● Record list:

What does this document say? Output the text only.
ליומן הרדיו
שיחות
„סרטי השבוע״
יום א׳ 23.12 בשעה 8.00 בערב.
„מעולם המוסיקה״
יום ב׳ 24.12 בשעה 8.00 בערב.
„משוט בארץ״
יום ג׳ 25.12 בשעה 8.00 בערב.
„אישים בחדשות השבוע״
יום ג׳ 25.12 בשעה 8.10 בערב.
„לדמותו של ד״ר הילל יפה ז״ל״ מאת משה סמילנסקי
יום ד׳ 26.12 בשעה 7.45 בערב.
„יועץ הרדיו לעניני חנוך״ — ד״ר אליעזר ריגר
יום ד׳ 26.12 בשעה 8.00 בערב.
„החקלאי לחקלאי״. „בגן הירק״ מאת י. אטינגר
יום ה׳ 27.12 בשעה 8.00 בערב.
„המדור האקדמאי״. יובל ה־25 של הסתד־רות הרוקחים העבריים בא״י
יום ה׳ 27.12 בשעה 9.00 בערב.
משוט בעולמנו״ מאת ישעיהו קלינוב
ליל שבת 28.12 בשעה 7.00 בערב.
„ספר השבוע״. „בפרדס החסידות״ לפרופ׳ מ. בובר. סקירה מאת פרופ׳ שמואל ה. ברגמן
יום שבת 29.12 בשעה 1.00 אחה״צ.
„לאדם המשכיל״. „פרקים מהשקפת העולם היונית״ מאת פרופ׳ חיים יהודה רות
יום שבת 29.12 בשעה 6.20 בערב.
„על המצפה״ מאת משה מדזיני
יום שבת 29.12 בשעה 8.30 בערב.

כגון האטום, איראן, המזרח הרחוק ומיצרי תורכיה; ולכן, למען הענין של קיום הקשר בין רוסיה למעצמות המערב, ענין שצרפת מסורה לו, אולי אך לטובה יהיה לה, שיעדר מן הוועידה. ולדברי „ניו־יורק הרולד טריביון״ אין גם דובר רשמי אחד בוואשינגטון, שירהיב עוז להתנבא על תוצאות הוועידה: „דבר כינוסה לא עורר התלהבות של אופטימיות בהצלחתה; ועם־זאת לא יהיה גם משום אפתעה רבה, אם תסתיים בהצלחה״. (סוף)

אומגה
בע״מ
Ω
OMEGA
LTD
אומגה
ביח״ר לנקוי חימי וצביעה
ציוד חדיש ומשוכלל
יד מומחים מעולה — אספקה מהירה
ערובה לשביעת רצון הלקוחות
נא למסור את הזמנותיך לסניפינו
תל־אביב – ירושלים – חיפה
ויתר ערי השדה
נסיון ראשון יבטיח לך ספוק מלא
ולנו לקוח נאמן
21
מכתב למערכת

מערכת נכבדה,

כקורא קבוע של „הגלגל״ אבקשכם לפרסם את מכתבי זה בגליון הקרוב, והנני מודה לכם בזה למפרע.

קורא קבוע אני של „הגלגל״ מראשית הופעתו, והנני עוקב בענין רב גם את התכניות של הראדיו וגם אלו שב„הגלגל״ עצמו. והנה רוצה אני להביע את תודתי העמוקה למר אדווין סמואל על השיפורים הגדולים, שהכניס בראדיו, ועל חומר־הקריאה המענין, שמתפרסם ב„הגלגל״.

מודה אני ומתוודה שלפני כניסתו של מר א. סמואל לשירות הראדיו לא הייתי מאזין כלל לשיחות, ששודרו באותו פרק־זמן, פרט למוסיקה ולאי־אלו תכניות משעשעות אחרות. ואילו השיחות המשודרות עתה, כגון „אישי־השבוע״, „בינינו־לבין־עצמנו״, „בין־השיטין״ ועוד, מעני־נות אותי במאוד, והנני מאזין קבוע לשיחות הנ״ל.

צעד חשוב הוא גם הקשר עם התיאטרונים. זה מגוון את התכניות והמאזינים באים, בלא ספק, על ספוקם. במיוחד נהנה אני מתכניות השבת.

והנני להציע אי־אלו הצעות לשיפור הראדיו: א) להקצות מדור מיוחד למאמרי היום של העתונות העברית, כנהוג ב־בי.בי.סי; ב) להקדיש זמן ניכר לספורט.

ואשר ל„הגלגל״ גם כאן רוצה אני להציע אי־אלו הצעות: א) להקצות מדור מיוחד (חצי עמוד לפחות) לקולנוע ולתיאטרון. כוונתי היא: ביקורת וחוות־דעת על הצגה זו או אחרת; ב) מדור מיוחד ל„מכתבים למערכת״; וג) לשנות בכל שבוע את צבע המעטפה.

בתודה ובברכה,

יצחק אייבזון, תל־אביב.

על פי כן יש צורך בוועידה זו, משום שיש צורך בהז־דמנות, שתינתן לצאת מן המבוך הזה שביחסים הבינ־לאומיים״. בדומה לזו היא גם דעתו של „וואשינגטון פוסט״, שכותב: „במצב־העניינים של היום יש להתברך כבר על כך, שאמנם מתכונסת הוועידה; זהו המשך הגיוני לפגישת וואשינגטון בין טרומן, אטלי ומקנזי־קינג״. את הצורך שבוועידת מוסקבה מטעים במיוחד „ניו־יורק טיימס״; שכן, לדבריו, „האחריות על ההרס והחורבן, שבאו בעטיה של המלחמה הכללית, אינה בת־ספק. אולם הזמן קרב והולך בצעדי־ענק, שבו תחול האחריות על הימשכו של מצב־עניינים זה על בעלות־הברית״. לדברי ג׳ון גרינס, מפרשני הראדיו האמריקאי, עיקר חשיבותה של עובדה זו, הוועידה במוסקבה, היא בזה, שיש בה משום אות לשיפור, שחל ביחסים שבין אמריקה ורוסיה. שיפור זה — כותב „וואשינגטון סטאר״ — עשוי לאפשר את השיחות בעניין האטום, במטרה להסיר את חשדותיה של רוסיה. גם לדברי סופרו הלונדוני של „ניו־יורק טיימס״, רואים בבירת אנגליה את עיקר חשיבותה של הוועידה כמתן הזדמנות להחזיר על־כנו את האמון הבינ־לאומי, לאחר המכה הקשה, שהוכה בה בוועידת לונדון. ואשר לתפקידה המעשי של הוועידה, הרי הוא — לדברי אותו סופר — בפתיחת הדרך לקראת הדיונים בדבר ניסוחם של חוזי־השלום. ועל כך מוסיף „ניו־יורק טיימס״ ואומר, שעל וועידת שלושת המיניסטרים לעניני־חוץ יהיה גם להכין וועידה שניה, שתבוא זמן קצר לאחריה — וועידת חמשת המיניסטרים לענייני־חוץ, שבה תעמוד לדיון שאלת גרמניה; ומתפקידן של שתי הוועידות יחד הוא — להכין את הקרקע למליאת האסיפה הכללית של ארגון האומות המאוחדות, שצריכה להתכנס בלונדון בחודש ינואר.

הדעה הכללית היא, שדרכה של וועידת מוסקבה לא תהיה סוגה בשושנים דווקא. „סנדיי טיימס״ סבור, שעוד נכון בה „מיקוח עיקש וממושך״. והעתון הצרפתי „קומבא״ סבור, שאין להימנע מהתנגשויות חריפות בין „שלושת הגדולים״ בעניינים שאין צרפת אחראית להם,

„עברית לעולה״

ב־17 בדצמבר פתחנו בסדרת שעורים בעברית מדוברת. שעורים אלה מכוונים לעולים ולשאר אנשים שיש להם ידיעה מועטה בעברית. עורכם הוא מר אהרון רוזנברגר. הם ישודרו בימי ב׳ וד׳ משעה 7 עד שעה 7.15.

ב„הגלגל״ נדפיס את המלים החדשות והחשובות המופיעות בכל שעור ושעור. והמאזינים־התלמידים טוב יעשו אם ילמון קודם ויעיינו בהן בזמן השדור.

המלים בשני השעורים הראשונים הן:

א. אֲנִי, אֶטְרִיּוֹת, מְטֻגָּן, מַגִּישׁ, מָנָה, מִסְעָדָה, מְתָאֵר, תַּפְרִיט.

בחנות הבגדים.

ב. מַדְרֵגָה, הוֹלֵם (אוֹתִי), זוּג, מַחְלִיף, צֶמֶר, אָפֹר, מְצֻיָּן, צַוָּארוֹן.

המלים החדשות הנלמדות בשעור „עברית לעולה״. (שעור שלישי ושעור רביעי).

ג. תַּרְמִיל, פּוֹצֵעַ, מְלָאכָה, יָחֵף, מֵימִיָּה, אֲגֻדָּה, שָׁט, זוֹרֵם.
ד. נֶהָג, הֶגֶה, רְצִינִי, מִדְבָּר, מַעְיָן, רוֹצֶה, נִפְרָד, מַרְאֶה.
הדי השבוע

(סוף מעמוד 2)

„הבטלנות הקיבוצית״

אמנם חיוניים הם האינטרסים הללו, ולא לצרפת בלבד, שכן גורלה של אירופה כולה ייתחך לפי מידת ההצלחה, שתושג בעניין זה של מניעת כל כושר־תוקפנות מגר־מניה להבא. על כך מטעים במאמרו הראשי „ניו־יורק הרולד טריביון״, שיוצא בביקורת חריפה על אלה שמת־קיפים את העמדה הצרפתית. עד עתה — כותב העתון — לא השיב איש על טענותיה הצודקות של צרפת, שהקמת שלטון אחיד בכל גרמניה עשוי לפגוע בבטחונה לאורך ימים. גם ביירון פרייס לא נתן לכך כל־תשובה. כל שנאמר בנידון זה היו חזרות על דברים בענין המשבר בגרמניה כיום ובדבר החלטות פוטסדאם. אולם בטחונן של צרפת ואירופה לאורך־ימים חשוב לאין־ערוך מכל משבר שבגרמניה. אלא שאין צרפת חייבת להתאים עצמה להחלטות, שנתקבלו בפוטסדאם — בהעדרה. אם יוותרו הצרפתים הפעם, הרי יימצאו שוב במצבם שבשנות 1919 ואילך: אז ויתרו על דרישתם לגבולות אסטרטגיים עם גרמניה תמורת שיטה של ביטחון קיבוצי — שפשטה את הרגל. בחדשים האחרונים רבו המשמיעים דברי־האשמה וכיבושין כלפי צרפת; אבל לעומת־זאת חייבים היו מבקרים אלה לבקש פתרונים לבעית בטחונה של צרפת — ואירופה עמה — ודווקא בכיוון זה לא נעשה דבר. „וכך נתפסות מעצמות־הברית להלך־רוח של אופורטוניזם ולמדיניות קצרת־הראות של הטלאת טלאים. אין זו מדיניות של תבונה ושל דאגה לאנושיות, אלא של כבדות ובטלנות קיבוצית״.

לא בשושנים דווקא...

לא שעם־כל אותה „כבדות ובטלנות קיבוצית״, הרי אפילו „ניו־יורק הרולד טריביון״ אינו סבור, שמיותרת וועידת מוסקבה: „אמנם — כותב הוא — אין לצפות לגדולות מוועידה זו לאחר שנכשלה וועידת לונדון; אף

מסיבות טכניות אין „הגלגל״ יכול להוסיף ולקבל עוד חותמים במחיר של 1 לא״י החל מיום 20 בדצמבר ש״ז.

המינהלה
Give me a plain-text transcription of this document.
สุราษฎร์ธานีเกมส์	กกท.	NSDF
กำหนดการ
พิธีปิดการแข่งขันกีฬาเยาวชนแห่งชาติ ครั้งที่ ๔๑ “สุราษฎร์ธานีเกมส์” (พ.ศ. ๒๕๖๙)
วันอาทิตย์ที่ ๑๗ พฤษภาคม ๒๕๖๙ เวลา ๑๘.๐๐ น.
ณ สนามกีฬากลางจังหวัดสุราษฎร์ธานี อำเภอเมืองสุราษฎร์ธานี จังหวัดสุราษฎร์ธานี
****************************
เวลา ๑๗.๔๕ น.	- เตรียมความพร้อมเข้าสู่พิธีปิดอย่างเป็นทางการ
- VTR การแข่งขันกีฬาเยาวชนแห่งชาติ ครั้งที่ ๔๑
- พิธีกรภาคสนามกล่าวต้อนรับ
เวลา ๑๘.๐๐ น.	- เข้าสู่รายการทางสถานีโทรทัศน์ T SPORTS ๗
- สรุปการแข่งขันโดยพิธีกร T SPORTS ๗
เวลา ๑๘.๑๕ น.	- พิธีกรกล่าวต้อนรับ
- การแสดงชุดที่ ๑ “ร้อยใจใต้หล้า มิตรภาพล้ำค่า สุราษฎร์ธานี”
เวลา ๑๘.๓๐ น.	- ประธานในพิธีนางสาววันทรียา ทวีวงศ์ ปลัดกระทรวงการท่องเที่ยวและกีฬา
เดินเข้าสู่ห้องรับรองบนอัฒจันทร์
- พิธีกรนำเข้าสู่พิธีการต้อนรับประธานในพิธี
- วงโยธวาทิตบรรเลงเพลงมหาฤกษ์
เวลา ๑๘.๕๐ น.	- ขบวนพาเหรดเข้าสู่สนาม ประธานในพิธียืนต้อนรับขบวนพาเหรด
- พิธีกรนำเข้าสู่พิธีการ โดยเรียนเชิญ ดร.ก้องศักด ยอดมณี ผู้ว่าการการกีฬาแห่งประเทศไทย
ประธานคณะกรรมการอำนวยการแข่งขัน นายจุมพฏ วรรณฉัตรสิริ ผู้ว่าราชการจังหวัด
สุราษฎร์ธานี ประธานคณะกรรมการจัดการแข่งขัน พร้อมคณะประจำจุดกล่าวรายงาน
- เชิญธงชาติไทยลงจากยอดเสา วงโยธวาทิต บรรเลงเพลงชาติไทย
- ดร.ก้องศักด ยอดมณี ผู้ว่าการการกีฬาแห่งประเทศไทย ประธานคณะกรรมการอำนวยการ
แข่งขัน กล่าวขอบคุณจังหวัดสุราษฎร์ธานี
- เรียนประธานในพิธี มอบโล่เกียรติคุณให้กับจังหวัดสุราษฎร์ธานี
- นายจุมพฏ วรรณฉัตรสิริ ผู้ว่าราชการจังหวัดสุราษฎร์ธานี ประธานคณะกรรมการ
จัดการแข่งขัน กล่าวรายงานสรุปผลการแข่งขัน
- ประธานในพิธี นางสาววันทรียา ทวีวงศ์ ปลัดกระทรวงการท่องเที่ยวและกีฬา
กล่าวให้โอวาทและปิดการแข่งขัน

● Set exercise:
Lines containing the word "ושעור" are to be counted in the listing; state their number alone.

● Result of this task:
2